(Records from a collection)
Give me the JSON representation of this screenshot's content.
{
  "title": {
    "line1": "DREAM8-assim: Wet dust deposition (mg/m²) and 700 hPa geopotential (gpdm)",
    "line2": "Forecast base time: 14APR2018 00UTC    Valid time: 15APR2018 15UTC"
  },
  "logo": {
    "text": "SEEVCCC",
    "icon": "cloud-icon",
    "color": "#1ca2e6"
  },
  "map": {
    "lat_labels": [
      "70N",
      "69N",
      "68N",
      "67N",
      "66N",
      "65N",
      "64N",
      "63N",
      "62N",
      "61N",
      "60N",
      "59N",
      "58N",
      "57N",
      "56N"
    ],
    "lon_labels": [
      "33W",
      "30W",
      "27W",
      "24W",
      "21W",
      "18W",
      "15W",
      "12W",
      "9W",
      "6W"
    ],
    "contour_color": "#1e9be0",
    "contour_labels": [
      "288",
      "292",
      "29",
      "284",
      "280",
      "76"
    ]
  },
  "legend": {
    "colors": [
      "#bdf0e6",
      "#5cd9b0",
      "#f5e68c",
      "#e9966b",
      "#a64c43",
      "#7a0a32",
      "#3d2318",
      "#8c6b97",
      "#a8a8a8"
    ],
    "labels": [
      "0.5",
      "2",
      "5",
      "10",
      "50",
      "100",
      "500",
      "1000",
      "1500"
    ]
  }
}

(TASK DIRECTIONS) Your task is to return the full listing exactly as it was given.

(ANSWER TO THIS TASK)
Give me the JSON representation of this screenshot's content.
{
  "title": {
    "line1": "DREAM8-assim: Wet dust deposition (mg/m²) and 700 hPa geopotential (gpdm)",
    "line2": "Forecast base time: 14APR2018 00UTC    Valid time: 15APR2018 15UTC"
  },
  "logo": {
    "text": "SEEVCCC",
    "icon": "cloud-icon",
    "color": "#1ca2e6"
  },
  "map": {
    "lat_labels": [
      "70N",
      "69N",
      "68N",
      "67N",
      "66N",
      "65N",
      "64N",
      "63N",
      "62N",
      "61N",
      "60N",
      "59N",
      "58N",
      "57N",
      "56N"
    ],
    "lon_labels": [
      "33W",
      "30W",
      "27W",
      "24W",
      "21W",
      "18W",
      "15W",
      "12W",
      "9W",
      "6W"
    ],
    "contour_color": "#1e9be0",
    "contour_labels": [
      "288",
      "292",
      "29",
      "284",
      "280",
      "76"
    ]
  },
  "legend": {
    "colors": [
      "#bdf0e6",
      "#5cd9b0",
      "#f5e68c",
      "#e9966b",
      "#a64c43",
      "#7a0a32",
      "#3d2318",
      "#8c6b97",
      "#a8a8a8"
    ],
    "labels": [
      "0.5",
      "2",
      "5",
      "10",
      "50",
      "100",
      "500",
      "1000",
      "1500"
    ]
  }
}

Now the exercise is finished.